Find each line with "text" and copy it.

Provided entries |

————

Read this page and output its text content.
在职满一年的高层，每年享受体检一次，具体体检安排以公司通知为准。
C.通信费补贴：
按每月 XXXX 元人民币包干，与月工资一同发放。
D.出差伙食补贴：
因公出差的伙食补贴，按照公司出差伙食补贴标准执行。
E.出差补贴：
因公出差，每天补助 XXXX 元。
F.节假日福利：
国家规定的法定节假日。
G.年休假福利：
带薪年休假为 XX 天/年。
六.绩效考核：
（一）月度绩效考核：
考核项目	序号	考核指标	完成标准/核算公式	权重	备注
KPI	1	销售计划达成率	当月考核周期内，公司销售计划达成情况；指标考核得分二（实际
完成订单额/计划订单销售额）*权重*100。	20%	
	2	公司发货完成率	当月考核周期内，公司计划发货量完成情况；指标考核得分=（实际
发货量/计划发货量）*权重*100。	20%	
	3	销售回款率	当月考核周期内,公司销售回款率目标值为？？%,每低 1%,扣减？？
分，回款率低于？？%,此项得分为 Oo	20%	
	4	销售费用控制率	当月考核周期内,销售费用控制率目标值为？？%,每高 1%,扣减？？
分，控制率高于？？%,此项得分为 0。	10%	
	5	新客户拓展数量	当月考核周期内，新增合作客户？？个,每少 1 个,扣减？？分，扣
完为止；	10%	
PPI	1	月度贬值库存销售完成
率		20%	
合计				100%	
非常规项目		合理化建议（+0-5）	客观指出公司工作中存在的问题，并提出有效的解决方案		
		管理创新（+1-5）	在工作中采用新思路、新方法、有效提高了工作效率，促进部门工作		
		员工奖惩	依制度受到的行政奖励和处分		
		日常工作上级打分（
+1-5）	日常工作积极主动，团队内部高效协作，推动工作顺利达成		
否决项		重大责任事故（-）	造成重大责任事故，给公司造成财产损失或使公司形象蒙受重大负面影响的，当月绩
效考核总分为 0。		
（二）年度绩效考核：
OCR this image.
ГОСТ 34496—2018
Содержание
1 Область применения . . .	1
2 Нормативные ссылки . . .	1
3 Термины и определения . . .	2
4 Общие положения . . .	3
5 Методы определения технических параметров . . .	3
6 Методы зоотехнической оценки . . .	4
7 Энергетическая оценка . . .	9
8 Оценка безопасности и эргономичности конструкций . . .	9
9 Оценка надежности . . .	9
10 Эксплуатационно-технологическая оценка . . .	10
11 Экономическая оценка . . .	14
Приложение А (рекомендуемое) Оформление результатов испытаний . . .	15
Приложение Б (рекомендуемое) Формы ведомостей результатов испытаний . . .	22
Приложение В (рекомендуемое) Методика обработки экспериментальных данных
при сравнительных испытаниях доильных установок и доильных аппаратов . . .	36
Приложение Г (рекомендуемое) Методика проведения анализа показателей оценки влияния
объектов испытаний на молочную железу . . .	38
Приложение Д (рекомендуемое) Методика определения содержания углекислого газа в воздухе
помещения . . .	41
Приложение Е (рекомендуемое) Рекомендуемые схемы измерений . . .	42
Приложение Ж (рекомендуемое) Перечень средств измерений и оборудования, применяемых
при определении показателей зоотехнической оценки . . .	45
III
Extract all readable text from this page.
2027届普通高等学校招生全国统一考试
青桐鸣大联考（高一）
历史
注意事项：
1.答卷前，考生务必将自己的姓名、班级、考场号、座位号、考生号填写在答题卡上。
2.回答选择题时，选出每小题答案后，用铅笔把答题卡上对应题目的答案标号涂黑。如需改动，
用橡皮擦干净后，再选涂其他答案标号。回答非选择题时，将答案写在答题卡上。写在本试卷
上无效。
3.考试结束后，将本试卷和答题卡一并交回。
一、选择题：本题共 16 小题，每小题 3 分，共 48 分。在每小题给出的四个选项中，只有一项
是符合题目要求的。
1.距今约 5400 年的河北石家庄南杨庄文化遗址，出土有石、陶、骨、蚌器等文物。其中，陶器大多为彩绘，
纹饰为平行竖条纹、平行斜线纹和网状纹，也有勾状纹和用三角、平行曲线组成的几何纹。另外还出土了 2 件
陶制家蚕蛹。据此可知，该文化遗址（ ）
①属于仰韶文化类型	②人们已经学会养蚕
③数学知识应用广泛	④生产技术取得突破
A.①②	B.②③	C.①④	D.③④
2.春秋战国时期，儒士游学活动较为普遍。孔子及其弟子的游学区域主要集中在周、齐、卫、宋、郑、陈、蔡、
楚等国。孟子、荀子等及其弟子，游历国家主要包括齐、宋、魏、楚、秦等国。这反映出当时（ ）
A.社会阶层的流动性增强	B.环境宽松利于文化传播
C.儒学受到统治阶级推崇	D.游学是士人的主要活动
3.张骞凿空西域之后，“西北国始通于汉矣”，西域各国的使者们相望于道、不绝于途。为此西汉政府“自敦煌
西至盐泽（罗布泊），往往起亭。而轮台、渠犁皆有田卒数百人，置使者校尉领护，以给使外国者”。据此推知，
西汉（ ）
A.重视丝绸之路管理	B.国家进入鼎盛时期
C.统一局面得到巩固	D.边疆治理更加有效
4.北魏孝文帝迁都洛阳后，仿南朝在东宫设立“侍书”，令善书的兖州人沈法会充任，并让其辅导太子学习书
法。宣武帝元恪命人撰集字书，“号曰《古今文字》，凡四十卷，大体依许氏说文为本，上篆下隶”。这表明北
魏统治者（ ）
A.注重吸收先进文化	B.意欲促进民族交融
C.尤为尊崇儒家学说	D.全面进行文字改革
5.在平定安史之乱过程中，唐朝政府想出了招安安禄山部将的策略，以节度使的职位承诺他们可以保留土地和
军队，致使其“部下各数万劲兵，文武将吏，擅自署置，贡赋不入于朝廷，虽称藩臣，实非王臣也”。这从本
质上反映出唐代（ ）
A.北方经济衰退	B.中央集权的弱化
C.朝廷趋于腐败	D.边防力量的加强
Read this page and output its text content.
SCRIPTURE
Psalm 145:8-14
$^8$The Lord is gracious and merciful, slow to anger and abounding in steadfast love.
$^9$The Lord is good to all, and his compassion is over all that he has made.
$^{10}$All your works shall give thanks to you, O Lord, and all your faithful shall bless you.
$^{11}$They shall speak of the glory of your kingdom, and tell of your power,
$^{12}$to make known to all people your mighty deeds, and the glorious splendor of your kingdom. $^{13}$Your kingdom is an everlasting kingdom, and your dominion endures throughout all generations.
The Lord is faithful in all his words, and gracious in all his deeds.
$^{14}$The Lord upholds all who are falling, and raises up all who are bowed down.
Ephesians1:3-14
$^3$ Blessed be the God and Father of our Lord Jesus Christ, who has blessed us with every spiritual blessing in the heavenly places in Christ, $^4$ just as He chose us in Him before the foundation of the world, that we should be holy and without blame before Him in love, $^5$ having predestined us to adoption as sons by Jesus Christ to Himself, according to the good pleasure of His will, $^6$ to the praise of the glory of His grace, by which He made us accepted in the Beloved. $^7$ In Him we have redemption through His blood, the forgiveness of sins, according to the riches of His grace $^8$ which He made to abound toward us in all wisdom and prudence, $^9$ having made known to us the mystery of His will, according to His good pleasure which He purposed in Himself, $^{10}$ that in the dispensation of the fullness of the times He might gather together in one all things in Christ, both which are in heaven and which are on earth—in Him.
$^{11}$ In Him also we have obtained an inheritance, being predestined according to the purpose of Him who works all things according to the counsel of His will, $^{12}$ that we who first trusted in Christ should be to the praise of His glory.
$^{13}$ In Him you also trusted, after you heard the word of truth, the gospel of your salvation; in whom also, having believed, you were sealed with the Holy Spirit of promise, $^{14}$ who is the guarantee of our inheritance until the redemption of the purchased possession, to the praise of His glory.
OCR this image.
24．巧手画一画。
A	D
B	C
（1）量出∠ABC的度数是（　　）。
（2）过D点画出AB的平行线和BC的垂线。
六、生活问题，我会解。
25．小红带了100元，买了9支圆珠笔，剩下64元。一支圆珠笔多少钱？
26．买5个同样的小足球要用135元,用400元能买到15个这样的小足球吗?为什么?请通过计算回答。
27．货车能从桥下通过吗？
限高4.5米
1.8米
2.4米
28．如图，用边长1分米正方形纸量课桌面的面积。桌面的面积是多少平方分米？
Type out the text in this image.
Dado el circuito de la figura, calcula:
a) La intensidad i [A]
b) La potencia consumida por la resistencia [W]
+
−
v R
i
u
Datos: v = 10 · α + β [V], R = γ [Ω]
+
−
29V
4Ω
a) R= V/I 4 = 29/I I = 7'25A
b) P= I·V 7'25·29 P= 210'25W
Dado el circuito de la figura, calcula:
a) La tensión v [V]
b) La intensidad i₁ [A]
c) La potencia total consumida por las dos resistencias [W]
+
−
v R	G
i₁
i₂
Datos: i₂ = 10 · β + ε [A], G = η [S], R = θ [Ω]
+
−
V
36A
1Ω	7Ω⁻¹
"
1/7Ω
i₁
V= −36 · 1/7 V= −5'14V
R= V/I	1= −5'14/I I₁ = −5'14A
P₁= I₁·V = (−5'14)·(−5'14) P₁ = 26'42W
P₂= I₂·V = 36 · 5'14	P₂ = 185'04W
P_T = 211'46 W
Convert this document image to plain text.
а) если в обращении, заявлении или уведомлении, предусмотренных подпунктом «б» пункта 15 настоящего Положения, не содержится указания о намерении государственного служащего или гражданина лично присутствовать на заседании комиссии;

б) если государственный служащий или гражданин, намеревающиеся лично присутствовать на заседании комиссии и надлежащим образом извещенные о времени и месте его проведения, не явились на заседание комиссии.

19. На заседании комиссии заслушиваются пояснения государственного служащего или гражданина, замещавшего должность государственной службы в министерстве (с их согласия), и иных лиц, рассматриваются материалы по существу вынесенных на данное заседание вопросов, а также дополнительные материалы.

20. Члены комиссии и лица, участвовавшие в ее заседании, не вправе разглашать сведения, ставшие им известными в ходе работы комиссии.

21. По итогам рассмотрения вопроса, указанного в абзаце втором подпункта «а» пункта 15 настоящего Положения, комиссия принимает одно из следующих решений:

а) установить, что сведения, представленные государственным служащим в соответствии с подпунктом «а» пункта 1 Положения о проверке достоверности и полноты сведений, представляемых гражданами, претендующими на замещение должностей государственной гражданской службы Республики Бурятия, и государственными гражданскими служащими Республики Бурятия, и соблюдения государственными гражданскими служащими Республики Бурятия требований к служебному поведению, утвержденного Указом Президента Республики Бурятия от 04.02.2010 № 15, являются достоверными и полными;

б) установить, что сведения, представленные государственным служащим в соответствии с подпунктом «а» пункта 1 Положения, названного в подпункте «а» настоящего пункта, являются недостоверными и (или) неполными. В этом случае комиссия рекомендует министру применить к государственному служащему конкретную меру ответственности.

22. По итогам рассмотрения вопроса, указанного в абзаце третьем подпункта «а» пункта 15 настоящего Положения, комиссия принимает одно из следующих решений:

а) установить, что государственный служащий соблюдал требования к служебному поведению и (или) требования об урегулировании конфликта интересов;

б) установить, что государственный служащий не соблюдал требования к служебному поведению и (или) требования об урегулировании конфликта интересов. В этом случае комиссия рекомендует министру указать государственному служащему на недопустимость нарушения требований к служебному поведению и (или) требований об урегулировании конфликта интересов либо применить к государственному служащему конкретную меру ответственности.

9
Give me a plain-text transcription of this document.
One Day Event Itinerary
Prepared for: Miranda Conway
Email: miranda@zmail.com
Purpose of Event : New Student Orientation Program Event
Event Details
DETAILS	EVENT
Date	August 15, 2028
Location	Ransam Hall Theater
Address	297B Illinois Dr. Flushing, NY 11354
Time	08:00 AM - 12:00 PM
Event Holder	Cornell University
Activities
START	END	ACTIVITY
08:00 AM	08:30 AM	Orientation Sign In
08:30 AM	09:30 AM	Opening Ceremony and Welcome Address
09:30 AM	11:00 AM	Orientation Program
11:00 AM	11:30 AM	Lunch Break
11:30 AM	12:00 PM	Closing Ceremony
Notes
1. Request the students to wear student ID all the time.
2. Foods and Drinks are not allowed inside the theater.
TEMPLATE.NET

————

Response to the task |
Read this page and output its text content.
Extract all readable text from this page.
Read this page and output its text content.
Type out the text in this image.
Convert this document image to plain text.
Give me a plain-text transcription of this document.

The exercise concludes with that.